— SHORT EXERCISE —
Omit any picture, and return the remaining data exactly as written.

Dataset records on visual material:
— Start —

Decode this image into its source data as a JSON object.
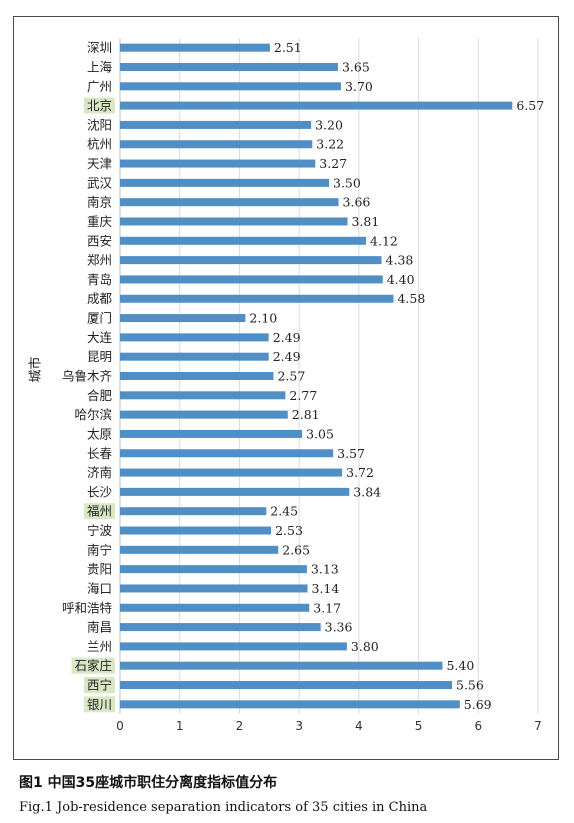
{
  "chart_data": {
    "type": "bar",
    "orientation": "horizontal",
    "categories": [
      "深圳",
      "上海",
      "广州",
      "北京",
      "沈阳",
      "杭州",
      "天津",
      "武汉",
      "南京",
      "重庆",
      "西安",
      "郑州",
      "青岛",
      "成都",
      "厦门",
      "大连",
      "昆明",
      "乌鲁木齐",
      "合肥",
      "哈尔滨",
      "太原",
      "长春",
      "济南",
      "长沙",
      "福州",
      "宁波",
      "南宁",
      "贵阳",
      "海口",
      "呼和浩特",
      "南昌",
      "兰州",
      "石家庄",
      "西宁",
      "银川"
    ],
    "values": [
      2.51,
      3.65,
      3.7,
      6.57,
      3.2,
      3.22,
      3.27,
      3.5,
      3.66,
      3.81,
      4.12,
      4.38,
      4.4,
      4.58,
      2.1,
      2.49,
      2.49,
      2.57,
      2.77,
      2.81,
      3.05,
      3.57,
      3.72,
      3.84,
      2.45,
      2.53,
      2.65,
      3.13,
      3.14,
      3.17,
      3.36,
      3.8,
      5.4,
      5.56,
      5.69
    ],
    "value_labels": [
      "2.51",
      "3.65",
      "3.70",
      "6.57",
      "3.20",
      "3.22",
      "3.27",
      "3.50",
      "3.66",
      "3.81",
      "4.12",
      "4.38",
      "4.40",
      "4.58",
      "2.10",
      "2.49",
      "2.49",
      "2.57",
      "2.77",
      "2.81",
      "3.05",
      "3.57",
      "3.72",
      "3.84",
      "2.45",
      "2.53",
      "2.65",
      "3.13",
      "3.14",
      "3.17",
      "3.36",
      "3.80",
      "5.40",
      "5.56",
      "5.69"
    ],
    "highlighted_categories": [
      "北京",
      "福州",
      "石家庄",
      "西宁",
      "银川"
    ],
    "xlim": [
      0,
      7
    ],
    "x_ticks": [
      "0",
      "1",
      "2",
      "3",
      "4",
      "5",
      "6",
      "7"
    ],
    "ylabel": "城市",
    "xlabel": "",
    "grid": "vertical",
    "legend": "none",
    "colors": {
      "bar": "#4f8fc5",
      "highlight": "#d8e8c4",
      "grid": "#d9d9d9"
    }
  },
  "caption": {
    "zh": "图1 中国35座城市职住分离度指标值分布",
    "en": "Fig.1 Job-residence separation indicators of 35 cities in China"
  }
}
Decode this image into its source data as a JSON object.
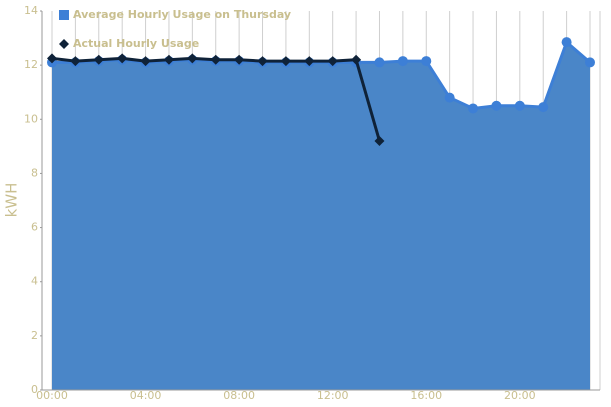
{
  "chart_data": {
    "type": "area",
    "y_label": "kWH",
    "categories": [
      "00:00",
      null,
      null,
      null,
      "04:00",
      null,
      null,
      null,
      "08:00",
      null,
      null,
      null,
      "12:00",
      null,
      null,
      null,
      "16:00",
      null,
      null,
      null,
      "20:00",
      null,
      null,
      null
    ],
    "series": [
      {
        "name": "Average Hourly Usage on Thursday",
        "color": "#4a86c8",
        "values": [
          12.1,
          12.1,
          12.15,
          12.2,
          12.1,
          12.15,
          12.2,
          12.15,
          12.15,
          12.1,
          12.1,
          12.1,
          12.1,
          12.1,
          12.1,
          12.15,
          12.15,
          10.8,
          10.4,
          10.5,
          10.5,
          10.45,
          12.85,
          12.1
        ]
      },
      {
        "name": "Actual Hourly Usage",
        "color": "#0f2238",
        "type": "line",
        "values": [
          12.25,
          12.15,
          12.2,
          12.25,
          12.15,
          12.2,
          12.25,
          12.2,
          12.2,
          12.15,
          12.15,
          12.15,
          12.15,
          12.2,
          9.2,
          null,
          null,
          null,
          null,
          null,
          null,
          null,
          null,
          null
        ]
      }
    ],
    "ylim": [
      0,
      14
    ],
    "yticks": [
      0,
      2,
      4,
      6,
      8,
      10,
      12,
      14
    ],
    "grid": true,
    "legend": "top-left"
  }
}
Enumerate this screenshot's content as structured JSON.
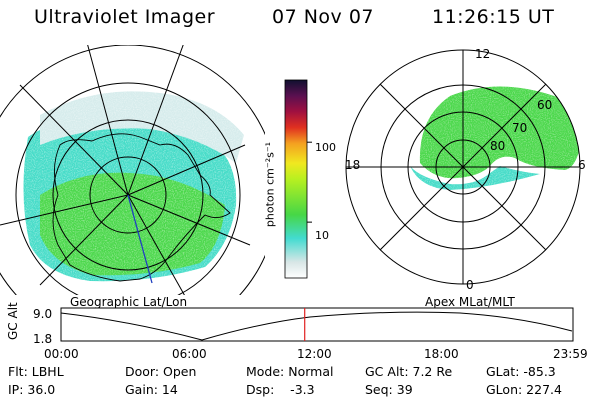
{
  "header": {
    "title": "Ultraviolet Imager",
    "date": "07 Nov 07",
    "time": "11:26:15 UT"
  },
  "left_panel": {
    "caption": "Geographic Lat/Lon"
  },
  "right_panel": {
    "caption": "Apex MLat/MLT",
    "mlt_labels": {
      "top": "12",
      "left": "18",
      "right": "6",
      "bottom": "0"
    },
    "lat_labels": [
      "80",
      "70",
      "60"
    ]
  },
  "colorbar": {
    "axis_label": "photon cm⁻²s⁻¹",
    "ticks": [
      {
        "label": "100",
        "value": 100
      },
      {
        "label": "10",
        "value": 10
      }
    ]
  },
  "altitude_track": {
    "ylabel": "GC Alt",
    "y_ticks": [
      "9.0",
      "1.8"
    ],
    "x_ticks": [
      "00:00",
      "06:00",
      "12:00",
      "18:00",
      "23:59"
    ],
    "current_time_fraction": 0.476
  },
  "status": {
    "row1": [
      {
        "key": "flt",
        "text": "Flt: LBHL"
      },
      {
        "key": "door",
        "text": "Door: Open"
      },
      {
        "key": "mode",
        "text": "Mode: Normal"
      },
      {
        "key": "gcalt",
        "text": "GC Alt: 7.2 Re"
      },
      {
        "key": "glat",
        "text": "GLat: -85.3"
      }
    ],
    "row2": [
      {
        "key": "ip",
        "text": "IP: 36.0"
      },
      {
        "key": "gain",
        "text": "Gain: 14"
      },
      {
        "key": "dsp",
        "text": "Dsp:    -3.3"
      },
      {
        "key": "seq",
        "text": "Seq: 39"
      },
      {
        "key": "glon",
        "text": "GLon: 227.4"
      }
    ]
  },
  "colors": {
    "aurora_green": "#46d746",
    "aurora_cyan": "#43dbd0",
    "track_marker": "#e02020"
  }
}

— End —

— FINAL ANSWER —
Decode this image into its source data as a JSON object.
{
  "chart_data": {
    "type": "bar",
    "orientation": "horizontal",
    "categories": [
      "深圳",
      "上海",
      "广州",
      "北京",
      "沈阳",
      "杭州",
      "天津",
      "武汉",
      "南京",
      "重庆",
      "西安",
      "郑州",
      "青岛",
      "成都",
      "厦门",
      "大连",
      "昆明",
      "乌鲁木齐",
      "合肥",
      "哈尔滨",
      "太原",
      "长春",
      "济南",
      "长沙",
      "福州",
      "宁波",
      "南宁",
      "贵阳",
      "海口",
      "呼和浩特",
      "南昌",
      "兰州",
      "石家庄",
      "西宁",
      "银川"
    ],
    "values": [
      2.51,
      3.65,
      3.7,
      6.57,
      3.2,
      3.22,
      3.27,
      3.5,
      3.66,
      3.81,
      4.12,
      4.38,
      4.4,
      4.58,
      2.1,
      2.49,
      2.49,
      2.57,
      2.77,
      2.81,
      3.05,
      3.57,
      3.72,
      3.84,
      2.45,
      2.53,
      2.65,
      3.13,
      3.14,
      3.17,
      3.36,
      3.8,
      5.4,
      5.56,
      5.69
    ],
    "value_labels": [
      "2.51",
      "3.65",
      "3.70",
      "6.57",
      "3.20",
      "3.22",
      "3.27",
      "3.50",
      "3.66",
      "3.81",
      "4.12",
      "4.38",
      "4.40",
      "4.58",
      "2.10",
      "2.49",
      "2.49",
      "2.57",
      "2.77",
      "2.81",
      "3.05",
      "3.57",
      "3.72",
      "3.84",
      "2.45",
      "2.53",
      "2.65",
      "3.13",
      "3.14",
      "3.17",
      "3.36",
      "3.80",
      "5.40",
      "5.56",
      "5.69"
    ],
    "highlighted_categories": [
      "北京",
      "福州",
      "石家庄",
      "西宁",
      "银川"
    ],
    "xlim": [
      0,
      7
    ],
    "x_ticks": [
      "0",
      "1",
      "2",
      "3",
      "4",
      "5",
      "6",
      "7"
    ],
    "ylabel": "城市",
    "xlabel": "",
    "grid": "vertical",
    "legend": "none",
    "colors": {
      "bar": "#4f8fc5",
      "highlight": "#d8e8c4",
      "grid": "#d9d9d9"
    }
  },
  "caption": {
    "zh": "图1 中国35座城市职住分离度指标值分布",
    "en": "Fig.1 Job-residence separation indicators of 35 cities in China"
  }
}
Decode this image into its source data as a JSON object.
{
  "chart_data": {
    "type": "area",
    "y_label": "kWH",
    "categories": [
      "00:00",
      null,
      null,
      null,
      "04:00",
      null,
      null,
      null,
      "08:00",
      null,
      null,
      null,
      "12:00",
      null,
      null,
      null,
      "16:00",
      null,
      null,
      null,
      "20:00",
      null,
      null,
      null
    ],
    "series": [
      {
        "name": "Average Hourly Usage on Thursday",
        "color": "#4a86c8",
        "values": [
          12.1,
          12.1,
          12.15,
          12.2,
          12.1,
          12.15,
          12.2,
          12.15,
          12.15,
          12.1,
          12.1,
          12.1,
          12.1,
          12.1,
          12.1,
          12.15,
          12.15,
          10.8,
          10.4,
          10.5,
          10.5,
          10.45,
          12.85,
          12.1
        ]
      },
      {
        "name": "Actual Hourly Usage",
        "color": "#0f2238",
        "type": "line",
        "values": [
          12.25,
          12.15,
          12.2,
          12.25,
          12.15,
          12.2,
          12.25,
          12.2,
          12.2,
          12.15,
          12.15,
          12.15,
          12.15,
          12.2,
          9.2,
          null,
          null,
          null,
          null,
          null,
          null,
          null,
          null,
          null
        ]
      }
    ],
    "ylim": [
      0,
      14
    ],
    "yticks": [
      0,
      2,
      4,
      6,
      8,
      10,
      12,
      14
    ],
    "grid": true,
    "legend": "top-left"
  }
}
Enumerate this screenshot's content as structured JSON.
{
  "header": {
    "title": "Ultraviolet Imager",
    "date": "07 Nov 07",
    "time": "11:26:15 UT"
  },
  "left_panel": {
    "caption": "Geographic Lat/Lon"
  },
  "right_panel": {
    "caption": "Apex MLat/MLT",
    "mlt_labels": {
      "top": "12",
      "left": "18",
      "right": "6",
      "bottom": "0"
    },
    "lat_labels": [
      "80",
      "70",
      "60"
    ]
  },
  "colorbar": {
    "axis_label": "photon cm⁻²s⁻¹",
    "ticks": [
      {
        "label": "100",
        "value": 100
      },
      {
        "label": "10",
        "value": 10
      }
    ]
  },
  "altitude_track": {
    "ylabel": "GC Alt",
    "y_ticks": [
      "9.0",
      "1.8"
    ],
    "x_ticks": [
      "00:00",
      "06:00",
      "12:00",
      "18:00",
      "23:59"
    ],
    "current_time_fraction": 0.476
  },
  "status": {
    "row1": [
      {
        "key": "flt",
        "text": "Flt: LBHL"
      },
      {
        "key": "door",
        "text": "Door: Open"
      },
      {
        "key": "mode",
        "text": "Mode: Normal"
      },
      {
        "key": "gcalt",
        "text": "GC Alt: 7.2 Re"
      },
      {
        "key": "glat",
        "text": "GLat: -85.3"
      }
    ],
    "row2": [
      {
        "key": "ip",
        "text": "IP: 36.0"
      },
      {
        "key": "gain",
        "text": "Gain: 14"
      },
      {
        "key": "dsp",
        "text": "Dsp:    -3.3"
      },
      {
        "key": "seq",
        "text": "Seq: 39"
      },
      {
        "key": "glon",
        "text": "GLon: 227.4"
      }
    ]
  },
  "colors": {
    "aurora_green": "#46d746",
    "aurora_cyan": "#43dbd0",
    "track_marker": "#e02020"
  }
}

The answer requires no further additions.